◆ **Short exercise**:
Repeat every record below exactly, omitting any pictures.

◆ **Dataset records**:
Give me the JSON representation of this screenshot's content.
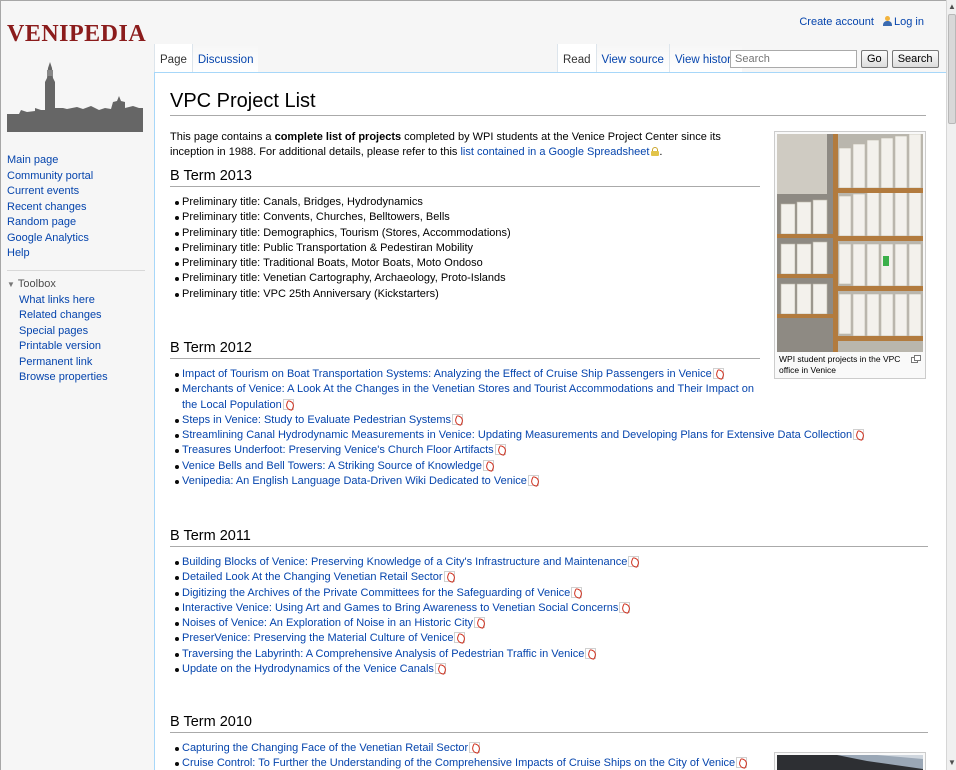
{
  "site": {
    "wordmark": "VENIPEDIA"
  },
  "personal": {
    "create_account": "Create account",
    "log_in": "Log in"
  },
  "nav": {
    "items": [
      "Main page",
      "Community portal",
      "Current events",
      "Recent changes",
      "Random page",
      "Google Analytics",
      "Help"
    ],
    "toolbox_label": "Toolbox",
    "toolbox_items": [
      "What links here",
      "Related changes",
      "Special pages",
      "Printable version",
      "Permanent link",
      "Browse properties"
    ]
  },
  "tabs": {
    "page": "Page",
    "discussion": "Discussion",
    "read": "Read",
    "view_source": "View source",
    "view_history": "View history"
  },
  "search": {
    "placeholder": "Search",
    "go": "Go",
    "search_button": "Search"
  },
  "article": {
    "title": "VPC Project List",
    "intro_1": "This page contains a ",
    "intro_bold": "complete list of projects",
    "intro_2": " completed by WPI students at the Venice Project Center since its inception in 1988. For additional details, please refer to this ",
    "intro_link": "list contained in a Google Spreadsheet",
    "intro_3": "."
  },
  "thumb": {
    "caption": "WPI student projects in the VPC office in Venice"
  },
  "sections": [
    {
      "heading": "B Term 2013",
      "items": [
        "Preliminary title: Canals, Bridges, Hydrodynamics",
        "Preliminary title: Convents, Churches, Belltowers, Bells",
        "Preliminary title: Demographics, Tourism (Stores, Accommodations)",
        "Preliminary title: Public Transportation & Pedestiran Mobility",
        "Preliminary title: Traditional Boats, Motor Boats, Moto Ondoso",
        "Preliminary title: Venetian Cartography, Archaeology, Proto-Islands",
        "Preliminary title: VPC 25th Anniversary (Kickstarters)"
      ]
    },
    {
      "heading": "B Term 2012",
      "items": [
        "Impact of Tourism on Boat Transportation Systems: Analyzing the Effect of Cruise Ship Passengers in Venice",
        "Merchants of Venice: A Look At the Changes in the Venetian Stores and Tourist Accommodations and Their Impact on the Local Population",
        "Steps in Venice: Study to Evaluate Pedestrian Systems",
        "Streamlining Canal Hydrodynamic Measurements in Venice: Updating Measurements and Developing Plans for Extensive Data Collection",
        "Treasures Underfoot: Preserving Venice's Church Floor Artifacts",
        "Venice Bells and Bell Towers: A Striking Source of Knowledge",
        "Venipedia: An English Language Data-Driven Wiki Dedicated to Venice"
      ]
    },
    {
      "heading": "B Term 2011",
      "items": [
        "Building Blocks of Venice: Preserving Knowledge of a City's Infrastructure and Maintenance",
        "Detailed Look At the Changing Venetian Retail Sector",
        "Digitizing the Archives of the Private Committees for the Safeguarding of Venice",
        "Interactive Venice: Using Art and Games to Bring Awareness to Venetian Social Concerns",
        "Noises of Venice: An Exploration of Noise in an Historic City",
        "PreserVenice: Preserving the Material Culture of Venice",
        "Traversing the Labyrinth: A Comprehensive Analysis of Pedestrian Traffic in Venice",
        "Update on the Hydrodynamics of the Venice Canals"
      ]
    },
    {
      "heading": "B Term 2010",
      "items": [
        "Capturing the Changing Face of the Venetian Retail Sector",
        "Cruise Control: To Further the Understanding of the Comprehensive Impacts of Cruise Ships on the City of Venice"
      ]
    }
  ]
}
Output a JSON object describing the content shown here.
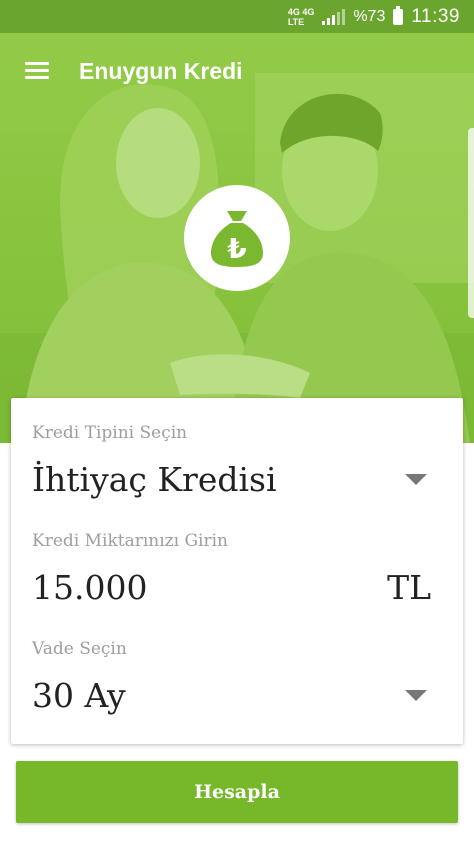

◆ **Written answer**:
Give me the JSON representation of this screenshot's content.
{
  "site": {
    "wordmark": "VENIPEDIA"
  },
  "personal": {
    "create_account": "Create account",
    "log_in": "Log in"
  },
  "nav": {
    "items": [
      "Main page",
      "Community portal",
      "Current events",
      "Recent changes",
      "Random page",
      "Google Analytics",
      "Help"
    ],
    "toolbox_label": "Toolbox",
    "toolbox_items": [
      "What links here",
      "Related changes",
      "Special pages",
      "Printable version",
      "Permanent link",
      "Browse properties"
    ]
  },
  "tabs": {
    "page": "Page",
    "discussion": "Discussion",
    "read": "Read",
    "view_source": "View source",
    "view_history": "View history"
  },
  "search": {
    "placeholder": "Search",
    "go": "Go",
    "search_button": "Search"
  },
  "article": {
    "title": "VPC Project List",
    "intro_1": "This page contains a ",
    "intro_bold": "complete list of projects",
    "intro_2": " completed by WPI students at the Venice Project Center since its inception in 1988. For additional details, please refer to this ",
    "intro_link": "list contained in a Google Spreadsheet",
    "intro_3": "."
  },
  "thumb": {
    "caption": "WPI student projects in the VPC office in Venice"
  },
  "sections": [
    {
      "heading": "B Term 2013",
      "items": [
        "Preliminary title: Canals, Bridges, Hydrodynamics",
        "Preliminary title: Convents, Churches, Belltowers, Bells",
        "Preliminary title: Demographics, Tourism (Stores, Accommodations)",
        "Preliminary title: Public Transportation & Pedestiran Mobility",
        "Preliminary title: Traditional Boats, Motor Boats, Moto Ondoso",
        "Preliminary title: Venetian Cartography, Archaeology, Proto-Islands",
        "Preliminary title: VPC 25th Anniversary (Kickstarters)"
      ]
    },
    {
      "heading": "B Term 2012",
      "items": [
        "Impact of Tourism on Boat Transportation Systems: Analyzing the Effect of Cruise Ship Passengers in Venice",
        "Merchants of Venice: A Look At the Changes in the Venetian Stores and Tourist Accommodations and Their Impact on the Local Population",
        "Steps in Venice: Study to Evaluate Pedestrian Systems",
        "Streamlining Canal Hydrodynamic Measurements in Venice: Updating Measurements and Developing Plans for Extensive Data Collection",
        "Treasures Underfoot: Preserving Venice's Church Floor Artifacts",
        "Venice Bells and Bell Towers: A Striking Source of Knowledge",
        "Venipedia: An English Language Data-Driven Wiki Dedicated to Venice"
      ]
    },
    {
      "heading": "B Term 2011",
      "items": [
        "Building Blocks of Venice: Preserving Knowledge of a City's Infrastructure and Maintenance",
        "Detailed Look At the Changing Venetian Retail Sector",
        "Digitizing the Archives of the Private Committees for the Safeguarding of Venice",
        "Interactive Venice: Using Art and Games to Bring Awareness to Venetian Social Concerns",
        "Noises of Venice: An Exploration of Noise in an Historic City",
        "PreserVenice: Preserving the Material Culture of Venice",
        "Traversing the Labyrinth: A Comprehensive Analysis of Pedestrian Traffic in Venice",
        "Update on the Hydrodynamics of the Venice Canals"
      ]
    },
    {
      "heading": "B Term 2010",
      "items": [
        "Capturing the Changing Face of the Venetian Retail Sector",
        "Cruise Control: To Further the Understanding of the Comprehensive Impacts of Cruise Ships on the City of Venice"
      ]
    }
  ]
}
Output a JSON object describing the content shown here.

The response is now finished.